Collection entries:
════════

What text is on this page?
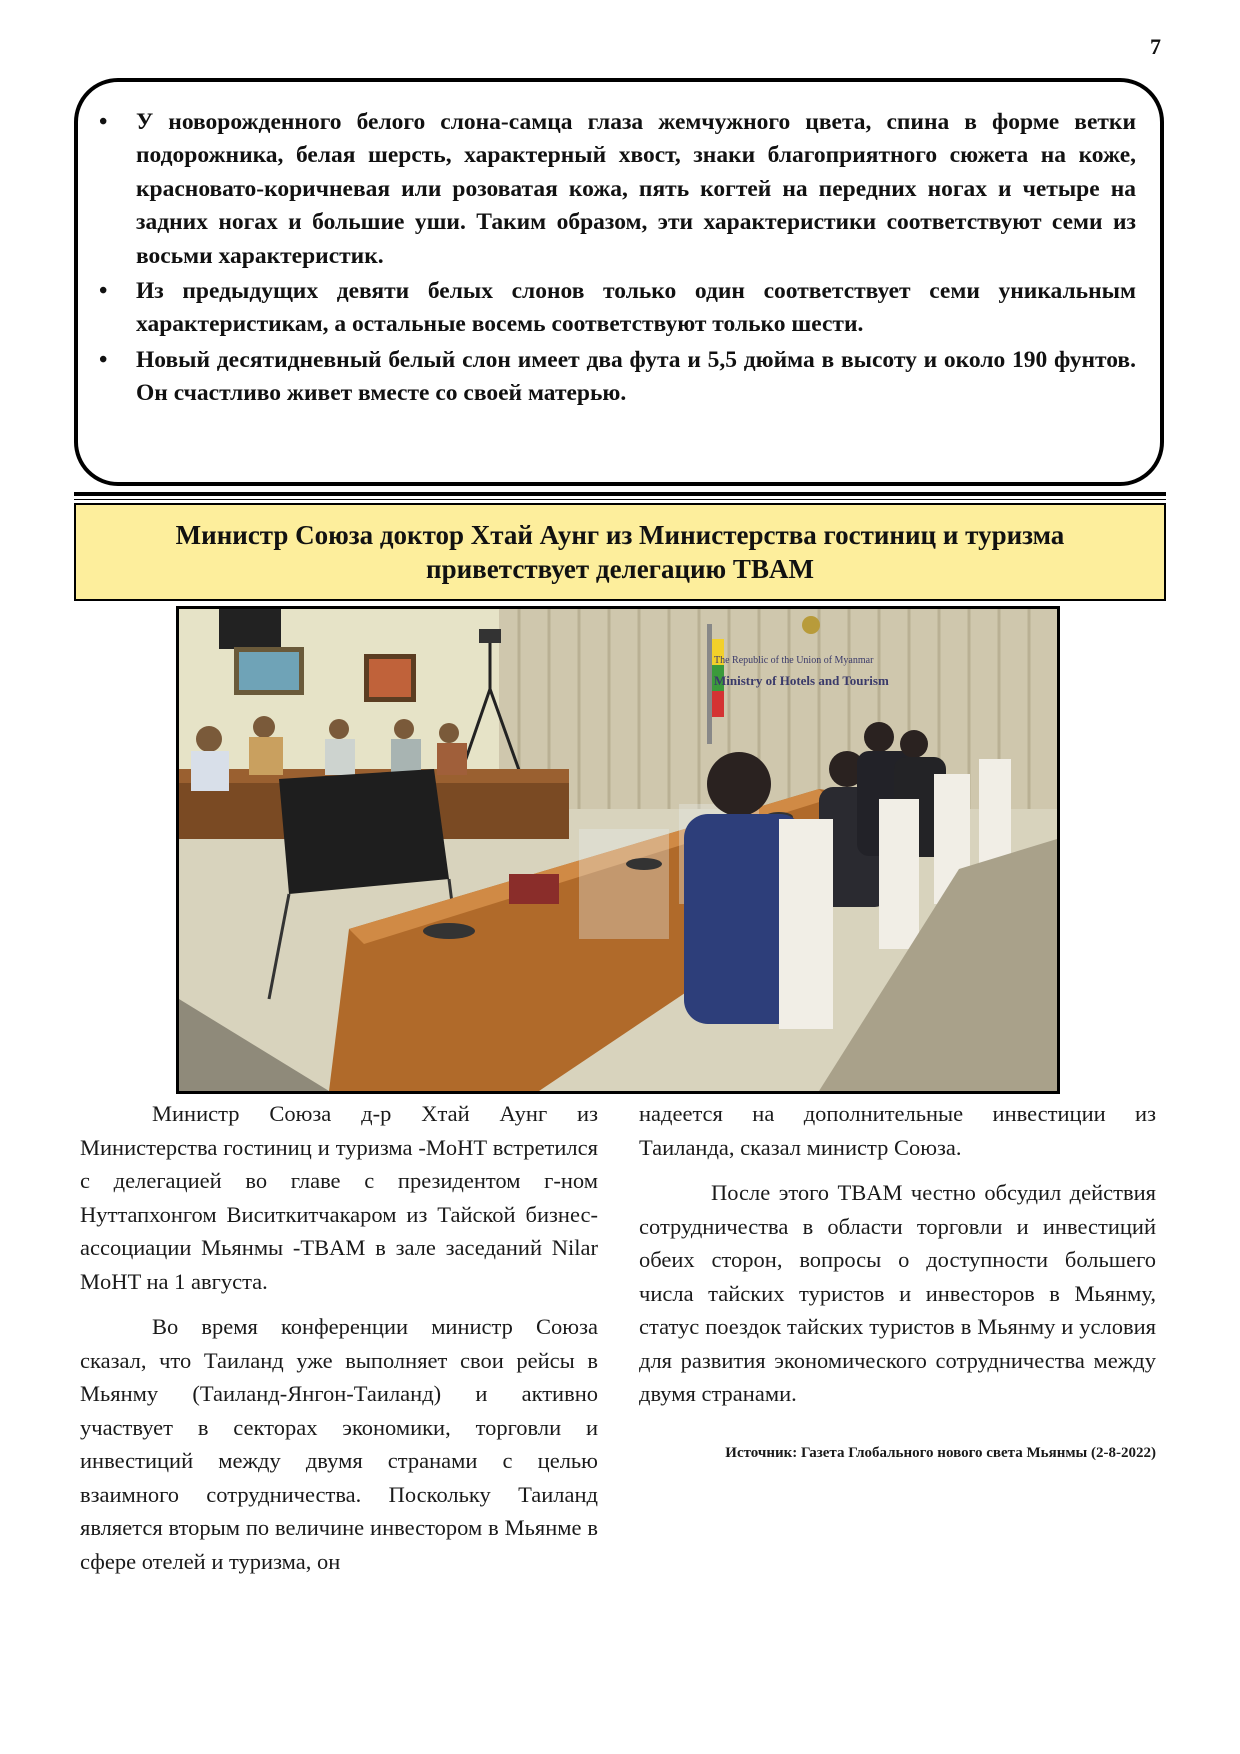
7
• У новорожденного белого слона-самца глаза жемчужного цвета, спина в форме ветки подорожника, белая шерсть, характерный хвост, знаки благоприятного сюжета на коже, красновато-коричневая или розоватая кожа, пять когтей на передних ногах и четыре на задних ногах и большие уши. Таким образом, эти характеристики соответствуют семи из восьми характеристик.
• Из предыдущих девяти белых слонов только один соответствует семи уникальным характеристикам, а остальные восемь соответствуют только шести.
• Новый десятидневный белый слон имеет два фута и 5,5 дюйма в высоту и около 190 фунтов. Он счастливо живет вместе со своей матерью.
Министр Союза доктор Хтай Аунг из Министерства гостиниц и туризма
приветствует делегацию TBAM
The Republic of the Union of Myanmar
Ministry of Hotels and Tourism

Министр Союза д-р Хтай Аунг из Министерства гостиниц и туризма -MoHT встретился с делегацией во главе с президентом г-ном Нуттапхонгом Виситкитчакаром из Тайской бизнес-ассоциации Мьянмы -TBAM в зале заседаний Nilar MoHT на 1 августа.

Во время конференции министр Союза сказал, что Таиланд уже выполняет свои рейсы в Мьянму (Таиланд-Янгон-Таиланд) и активно участвует в секторах экономики, торговли и инвестиций между двумя странами с целью взаимного сотрудничества. Поскольку Таиланд является вторым по величине инвестором в Мьянме в сфере отелей и туризма, он

надеется на дополнительные инвестиции из Таиланда, сказал министр Союза.

После этого TBAM честно обсудил действия сотрудничества в области торговли и инвестиций обеих сторон, вопросы о доступности большего числа тайских туристов и инвесторов в Мьянму, статус поездок тайских туристов в Мьянму и условия для развития экономического сотрудничества между двумя странами.

Источник: Газета Глобального нового света Мьянмы (2-8-2022)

════════

__EXERCISE DETAILS__
Copy the material above in full and exactly, skipping pictures.

__CORRECT ANSWER__
What text is on this page?
7
• У новорожденного белого слона-самца глаза жемчужного цвета, спина в форме ветки подорожника, белая шерсть, характерный хвост, знаки благоприятного сюжета на коже, красновато-коричневая или розоватая кожа, пять когтей на передних ногах и четыре на задних ногах и большие уши. Таким образом, эти характеристики соответствуют семи из восьми характеристик.
• Из предыдущих девяти белых слонов только один соответствует семи уникальным характеристикам, а остальные восемь соответствуют только шести.
• Новый десятидневный белый слон имеет два фута и 5,5 дюйма в высоту и около 190 фунтов. Он счастливо живет вместе со своей матерью.
Министр Союза доктор Хтай Аунг из Министерства гостиниц и туризма
приветствует делегацию TBAM
The Republic of the Union of Myanmar
Ministry of Hotels and Tourism

Министр Союза д-р Хтай Аунг из Министерства гостиниц и туризма -MoHT встретился с делегацией во главе с президентом г-ном Нуттапхонгом Виситкитчакаром из Тайской бизнес-ассоциации Мьянмы -TBAM в зале заседаний Nilar MoHT на 1 августа.

Во время конференции министр Союза сказал, что Таиланд уже выполняет свои рейсы в Мьянму (Таиланд-Янгон-Таиланд) и активно участвует в секторах экономики, торговли и инвестиций между двумя странами с целью взаимного сотрудничества. Поскольку Таиланд является вторым по величине инвестором в Мьянме в сфере отелей и туризма, он

надеется на дополнительные инвестиции из Таиланда, сказал министр Союза.

После этого TBAM честно обсудил действия сотрудничества в области торговли и инвестиций обеих сторон, вопросы о доступности большего числа тайских туристов и инвесторов в Мьянму, статус поездок тайских туристов в Мьянму и условия для развития экономического сотрудничества между двумя странами.

Источник: Газета Глобального нового света Мьянмы (2-8-2022)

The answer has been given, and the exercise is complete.